> _WRITTEN EXERCISE_
Filter the records for lines holding the string "structured".

╭─ STORED DATA

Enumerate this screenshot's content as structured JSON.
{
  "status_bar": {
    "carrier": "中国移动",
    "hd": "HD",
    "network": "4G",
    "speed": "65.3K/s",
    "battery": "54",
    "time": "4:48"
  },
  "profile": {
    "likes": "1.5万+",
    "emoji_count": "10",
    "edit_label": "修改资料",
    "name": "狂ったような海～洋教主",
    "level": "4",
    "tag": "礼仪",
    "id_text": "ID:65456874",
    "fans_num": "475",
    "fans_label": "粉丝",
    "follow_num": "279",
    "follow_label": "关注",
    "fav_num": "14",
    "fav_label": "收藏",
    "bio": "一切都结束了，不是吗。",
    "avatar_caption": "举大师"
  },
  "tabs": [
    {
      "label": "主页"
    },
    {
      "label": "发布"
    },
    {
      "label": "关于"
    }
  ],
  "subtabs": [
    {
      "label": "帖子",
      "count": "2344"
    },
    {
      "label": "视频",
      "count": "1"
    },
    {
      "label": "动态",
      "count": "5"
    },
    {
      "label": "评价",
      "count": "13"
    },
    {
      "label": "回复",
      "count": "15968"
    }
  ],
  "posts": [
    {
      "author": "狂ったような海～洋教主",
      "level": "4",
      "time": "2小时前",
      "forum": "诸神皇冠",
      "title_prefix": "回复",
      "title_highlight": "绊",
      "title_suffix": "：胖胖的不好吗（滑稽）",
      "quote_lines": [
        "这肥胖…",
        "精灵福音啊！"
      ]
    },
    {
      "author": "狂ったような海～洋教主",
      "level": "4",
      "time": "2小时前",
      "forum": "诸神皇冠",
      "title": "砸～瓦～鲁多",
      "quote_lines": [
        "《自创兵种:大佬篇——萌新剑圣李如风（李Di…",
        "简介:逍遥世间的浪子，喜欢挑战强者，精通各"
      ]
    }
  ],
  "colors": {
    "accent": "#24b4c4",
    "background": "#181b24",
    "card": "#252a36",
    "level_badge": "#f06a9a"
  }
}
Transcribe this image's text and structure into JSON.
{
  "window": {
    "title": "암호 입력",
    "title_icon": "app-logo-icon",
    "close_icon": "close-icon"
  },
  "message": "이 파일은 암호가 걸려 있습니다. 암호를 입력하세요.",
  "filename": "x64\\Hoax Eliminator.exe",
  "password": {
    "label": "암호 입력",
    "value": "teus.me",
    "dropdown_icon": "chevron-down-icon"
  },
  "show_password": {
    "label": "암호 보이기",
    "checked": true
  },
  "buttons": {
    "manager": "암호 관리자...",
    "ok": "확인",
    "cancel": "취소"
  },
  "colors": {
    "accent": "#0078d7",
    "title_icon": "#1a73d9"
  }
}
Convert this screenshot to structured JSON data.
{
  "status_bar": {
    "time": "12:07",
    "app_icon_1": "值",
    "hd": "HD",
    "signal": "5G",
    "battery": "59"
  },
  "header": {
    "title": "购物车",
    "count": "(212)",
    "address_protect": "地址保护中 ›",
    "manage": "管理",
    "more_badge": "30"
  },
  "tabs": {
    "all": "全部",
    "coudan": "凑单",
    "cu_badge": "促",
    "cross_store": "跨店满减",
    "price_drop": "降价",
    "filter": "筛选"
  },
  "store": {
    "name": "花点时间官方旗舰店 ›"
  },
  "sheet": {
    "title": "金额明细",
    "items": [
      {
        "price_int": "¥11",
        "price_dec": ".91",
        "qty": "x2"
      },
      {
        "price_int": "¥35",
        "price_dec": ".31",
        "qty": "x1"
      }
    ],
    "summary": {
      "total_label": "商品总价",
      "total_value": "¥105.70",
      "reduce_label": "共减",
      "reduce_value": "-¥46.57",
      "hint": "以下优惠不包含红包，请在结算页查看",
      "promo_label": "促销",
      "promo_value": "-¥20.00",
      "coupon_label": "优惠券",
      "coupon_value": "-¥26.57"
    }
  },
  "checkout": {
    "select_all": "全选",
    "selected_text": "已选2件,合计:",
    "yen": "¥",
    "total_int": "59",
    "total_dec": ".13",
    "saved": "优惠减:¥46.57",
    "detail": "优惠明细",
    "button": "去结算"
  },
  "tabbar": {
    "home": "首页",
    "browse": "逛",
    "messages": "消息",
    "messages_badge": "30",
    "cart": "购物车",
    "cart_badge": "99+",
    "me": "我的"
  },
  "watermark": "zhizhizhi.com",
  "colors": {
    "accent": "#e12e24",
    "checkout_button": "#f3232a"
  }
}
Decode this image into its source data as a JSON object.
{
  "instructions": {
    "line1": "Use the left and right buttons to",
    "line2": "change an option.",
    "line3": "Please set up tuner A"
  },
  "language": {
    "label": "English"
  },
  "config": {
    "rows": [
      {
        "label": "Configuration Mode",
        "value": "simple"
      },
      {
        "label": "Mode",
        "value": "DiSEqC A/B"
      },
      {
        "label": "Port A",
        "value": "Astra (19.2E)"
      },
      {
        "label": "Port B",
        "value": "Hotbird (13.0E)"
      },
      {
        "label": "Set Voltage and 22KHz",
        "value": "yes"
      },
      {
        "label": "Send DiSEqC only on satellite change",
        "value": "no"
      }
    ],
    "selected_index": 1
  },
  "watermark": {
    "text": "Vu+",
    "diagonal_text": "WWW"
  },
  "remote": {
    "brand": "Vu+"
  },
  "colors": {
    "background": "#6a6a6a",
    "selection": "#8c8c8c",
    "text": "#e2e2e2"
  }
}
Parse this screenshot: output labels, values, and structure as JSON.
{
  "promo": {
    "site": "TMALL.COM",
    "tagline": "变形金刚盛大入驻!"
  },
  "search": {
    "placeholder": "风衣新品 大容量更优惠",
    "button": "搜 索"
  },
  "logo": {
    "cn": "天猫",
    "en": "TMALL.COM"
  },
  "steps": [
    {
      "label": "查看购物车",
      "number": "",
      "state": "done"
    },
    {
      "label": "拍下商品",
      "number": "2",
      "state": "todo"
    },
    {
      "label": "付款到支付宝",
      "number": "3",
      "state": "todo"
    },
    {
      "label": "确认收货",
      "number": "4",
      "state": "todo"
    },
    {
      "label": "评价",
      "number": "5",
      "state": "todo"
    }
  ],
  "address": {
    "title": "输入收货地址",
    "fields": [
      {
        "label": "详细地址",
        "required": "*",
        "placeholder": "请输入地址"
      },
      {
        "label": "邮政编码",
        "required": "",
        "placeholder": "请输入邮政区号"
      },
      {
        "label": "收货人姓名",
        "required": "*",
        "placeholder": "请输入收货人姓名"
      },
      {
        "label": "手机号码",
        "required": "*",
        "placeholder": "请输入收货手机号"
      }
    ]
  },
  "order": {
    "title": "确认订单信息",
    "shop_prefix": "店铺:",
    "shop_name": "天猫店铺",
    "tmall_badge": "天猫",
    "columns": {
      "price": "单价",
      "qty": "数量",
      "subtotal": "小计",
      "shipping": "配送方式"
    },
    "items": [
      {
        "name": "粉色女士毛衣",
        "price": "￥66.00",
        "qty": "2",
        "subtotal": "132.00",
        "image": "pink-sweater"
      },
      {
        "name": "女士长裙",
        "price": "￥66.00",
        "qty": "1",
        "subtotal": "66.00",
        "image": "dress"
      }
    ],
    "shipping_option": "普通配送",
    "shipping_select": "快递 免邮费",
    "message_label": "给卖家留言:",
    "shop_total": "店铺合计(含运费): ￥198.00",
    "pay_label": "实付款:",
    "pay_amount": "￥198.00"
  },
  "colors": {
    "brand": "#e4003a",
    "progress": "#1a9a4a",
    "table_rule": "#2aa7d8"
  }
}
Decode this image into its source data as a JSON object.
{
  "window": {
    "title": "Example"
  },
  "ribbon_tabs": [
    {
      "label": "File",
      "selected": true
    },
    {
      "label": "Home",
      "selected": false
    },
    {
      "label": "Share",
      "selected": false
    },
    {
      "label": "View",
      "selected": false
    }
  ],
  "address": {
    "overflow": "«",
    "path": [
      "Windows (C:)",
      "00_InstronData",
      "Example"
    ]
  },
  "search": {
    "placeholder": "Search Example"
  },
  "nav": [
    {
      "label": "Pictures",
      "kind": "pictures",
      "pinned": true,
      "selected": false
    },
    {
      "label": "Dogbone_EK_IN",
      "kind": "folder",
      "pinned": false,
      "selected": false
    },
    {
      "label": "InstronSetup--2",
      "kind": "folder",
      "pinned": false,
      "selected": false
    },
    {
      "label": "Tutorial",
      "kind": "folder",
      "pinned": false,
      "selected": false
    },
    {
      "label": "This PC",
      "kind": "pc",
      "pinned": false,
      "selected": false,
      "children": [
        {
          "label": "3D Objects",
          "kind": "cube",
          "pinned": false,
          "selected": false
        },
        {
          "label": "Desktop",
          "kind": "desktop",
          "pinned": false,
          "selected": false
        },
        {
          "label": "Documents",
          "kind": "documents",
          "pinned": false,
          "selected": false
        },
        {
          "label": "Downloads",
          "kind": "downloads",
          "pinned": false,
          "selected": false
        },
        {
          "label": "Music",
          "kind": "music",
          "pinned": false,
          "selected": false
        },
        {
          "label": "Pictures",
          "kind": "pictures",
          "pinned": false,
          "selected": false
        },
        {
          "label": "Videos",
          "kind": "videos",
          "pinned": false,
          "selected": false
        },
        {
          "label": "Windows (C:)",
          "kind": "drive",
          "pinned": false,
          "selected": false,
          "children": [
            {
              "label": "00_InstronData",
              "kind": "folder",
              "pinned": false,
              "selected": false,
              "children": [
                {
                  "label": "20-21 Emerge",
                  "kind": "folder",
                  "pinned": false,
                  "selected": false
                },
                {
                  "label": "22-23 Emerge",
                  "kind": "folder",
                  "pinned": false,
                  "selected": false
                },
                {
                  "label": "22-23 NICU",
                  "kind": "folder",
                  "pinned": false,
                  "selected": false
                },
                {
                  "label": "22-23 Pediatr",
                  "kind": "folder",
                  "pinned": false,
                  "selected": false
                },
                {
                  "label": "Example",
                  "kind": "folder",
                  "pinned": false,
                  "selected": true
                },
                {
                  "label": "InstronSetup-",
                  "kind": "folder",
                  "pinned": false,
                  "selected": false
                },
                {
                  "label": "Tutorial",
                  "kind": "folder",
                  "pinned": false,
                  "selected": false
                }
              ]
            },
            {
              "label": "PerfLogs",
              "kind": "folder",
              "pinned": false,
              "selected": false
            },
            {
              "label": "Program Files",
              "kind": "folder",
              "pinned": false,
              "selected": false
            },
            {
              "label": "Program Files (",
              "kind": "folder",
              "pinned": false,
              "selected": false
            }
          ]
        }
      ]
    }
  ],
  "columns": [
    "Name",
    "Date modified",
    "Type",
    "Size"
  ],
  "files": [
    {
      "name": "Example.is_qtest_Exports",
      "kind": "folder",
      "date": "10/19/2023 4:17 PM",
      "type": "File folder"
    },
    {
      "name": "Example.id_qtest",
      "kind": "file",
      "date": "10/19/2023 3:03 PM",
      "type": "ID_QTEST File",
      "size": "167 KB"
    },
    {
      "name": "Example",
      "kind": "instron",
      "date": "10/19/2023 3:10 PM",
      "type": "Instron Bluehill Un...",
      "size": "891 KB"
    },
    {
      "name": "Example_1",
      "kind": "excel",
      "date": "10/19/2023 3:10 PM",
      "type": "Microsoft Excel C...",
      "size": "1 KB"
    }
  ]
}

╰─

> _RESPONSE TO THIS EXERCISE_
Enumerate this screenshot's content as structured JSON.
Convert this screenshot to structured JSON data.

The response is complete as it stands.